(Collected data)
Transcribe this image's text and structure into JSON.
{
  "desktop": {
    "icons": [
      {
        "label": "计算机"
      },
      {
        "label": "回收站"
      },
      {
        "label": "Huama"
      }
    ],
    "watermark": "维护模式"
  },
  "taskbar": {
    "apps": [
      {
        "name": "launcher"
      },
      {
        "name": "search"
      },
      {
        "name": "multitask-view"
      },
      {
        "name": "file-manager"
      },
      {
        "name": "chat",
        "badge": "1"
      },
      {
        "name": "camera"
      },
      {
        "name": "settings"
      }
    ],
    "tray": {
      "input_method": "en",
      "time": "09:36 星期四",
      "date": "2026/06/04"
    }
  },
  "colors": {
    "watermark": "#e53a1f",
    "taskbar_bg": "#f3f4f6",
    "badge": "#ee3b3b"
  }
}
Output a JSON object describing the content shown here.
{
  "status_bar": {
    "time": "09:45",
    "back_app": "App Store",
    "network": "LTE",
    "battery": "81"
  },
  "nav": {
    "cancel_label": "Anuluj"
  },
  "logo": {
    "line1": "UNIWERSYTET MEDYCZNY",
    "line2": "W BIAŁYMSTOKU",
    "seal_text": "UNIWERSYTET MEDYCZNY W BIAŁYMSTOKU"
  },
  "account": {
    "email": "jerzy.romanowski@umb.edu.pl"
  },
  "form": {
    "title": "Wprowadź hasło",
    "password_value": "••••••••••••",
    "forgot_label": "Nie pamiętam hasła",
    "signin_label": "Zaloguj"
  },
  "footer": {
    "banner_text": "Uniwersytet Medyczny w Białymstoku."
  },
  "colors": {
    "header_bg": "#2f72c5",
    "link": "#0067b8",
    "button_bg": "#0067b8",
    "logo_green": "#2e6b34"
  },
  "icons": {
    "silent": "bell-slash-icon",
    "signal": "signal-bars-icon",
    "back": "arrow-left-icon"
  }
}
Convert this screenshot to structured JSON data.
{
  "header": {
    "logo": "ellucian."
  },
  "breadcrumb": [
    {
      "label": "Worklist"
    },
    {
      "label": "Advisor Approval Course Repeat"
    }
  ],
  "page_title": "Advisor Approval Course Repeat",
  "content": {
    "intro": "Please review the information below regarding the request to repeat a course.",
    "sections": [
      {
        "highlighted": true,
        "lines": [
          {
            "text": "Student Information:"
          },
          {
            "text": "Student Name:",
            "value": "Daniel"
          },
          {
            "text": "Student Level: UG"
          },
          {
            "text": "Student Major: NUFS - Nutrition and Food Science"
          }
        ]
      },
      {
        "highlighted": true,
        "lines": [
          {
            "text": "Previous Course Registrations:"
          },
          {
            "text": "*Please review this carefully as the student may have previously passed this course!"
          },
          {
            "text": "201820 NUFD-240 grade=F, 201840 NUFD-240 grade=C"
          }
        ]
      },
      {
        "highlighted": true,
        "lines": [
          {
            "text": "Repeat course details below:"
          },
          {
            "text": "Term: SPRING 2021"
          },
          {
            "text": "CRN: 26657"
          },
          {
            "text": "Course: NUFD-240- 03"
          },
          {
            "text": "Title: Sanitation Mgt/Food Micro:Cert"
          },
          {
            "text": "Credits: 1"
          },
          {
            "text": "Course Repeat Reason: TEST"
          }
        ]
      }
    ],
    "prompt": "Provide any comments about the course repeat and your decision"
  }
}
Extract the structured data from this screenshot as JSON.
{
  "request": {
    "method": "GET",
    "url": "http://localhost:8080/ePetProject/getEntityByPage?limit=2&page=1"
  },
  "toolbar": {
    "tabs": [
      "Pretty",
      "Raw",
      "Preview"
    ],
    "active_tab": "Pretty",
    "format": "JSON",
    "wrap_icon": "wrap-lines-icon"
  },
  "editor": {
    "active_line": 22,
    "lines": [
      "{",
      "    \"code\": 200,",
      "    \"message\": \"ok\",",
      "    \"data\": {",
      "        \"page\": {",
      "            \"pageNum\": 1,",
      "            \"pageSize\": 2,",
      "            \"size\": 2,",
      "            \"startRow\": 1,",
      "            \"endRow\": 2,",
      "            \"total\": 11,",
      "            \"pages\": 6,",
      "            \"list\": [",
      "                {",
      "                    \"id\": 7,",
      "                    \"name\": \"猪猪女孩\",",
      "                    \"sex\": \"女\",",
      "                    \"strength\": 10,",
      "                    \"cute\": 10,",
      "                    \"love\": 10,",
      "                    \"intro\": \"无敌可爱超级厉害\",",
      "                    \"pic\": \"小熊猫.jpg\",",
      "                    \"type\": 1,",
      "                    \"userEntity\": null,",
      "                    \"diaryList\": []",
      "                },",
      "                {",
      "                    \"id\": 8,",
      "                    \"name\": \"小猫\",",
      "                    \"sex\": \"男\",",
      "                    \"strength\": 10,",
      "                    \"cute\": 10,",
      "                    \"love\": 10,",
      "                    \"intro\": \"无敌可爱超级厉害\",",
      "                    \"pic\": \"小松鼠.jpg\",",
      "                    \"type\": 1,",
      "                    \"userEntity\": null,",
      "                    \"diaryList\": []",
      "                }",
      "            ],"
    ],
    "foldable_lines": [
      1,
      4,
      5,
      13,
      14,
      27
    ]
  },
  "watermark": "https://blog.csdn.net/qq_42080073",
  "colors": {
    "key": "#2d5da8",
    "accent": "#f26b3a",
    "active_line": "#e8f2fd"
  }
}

Directions
Of the lines in the listing, how many hold the word "Approval"? Nothing but the number is needed.

In response
2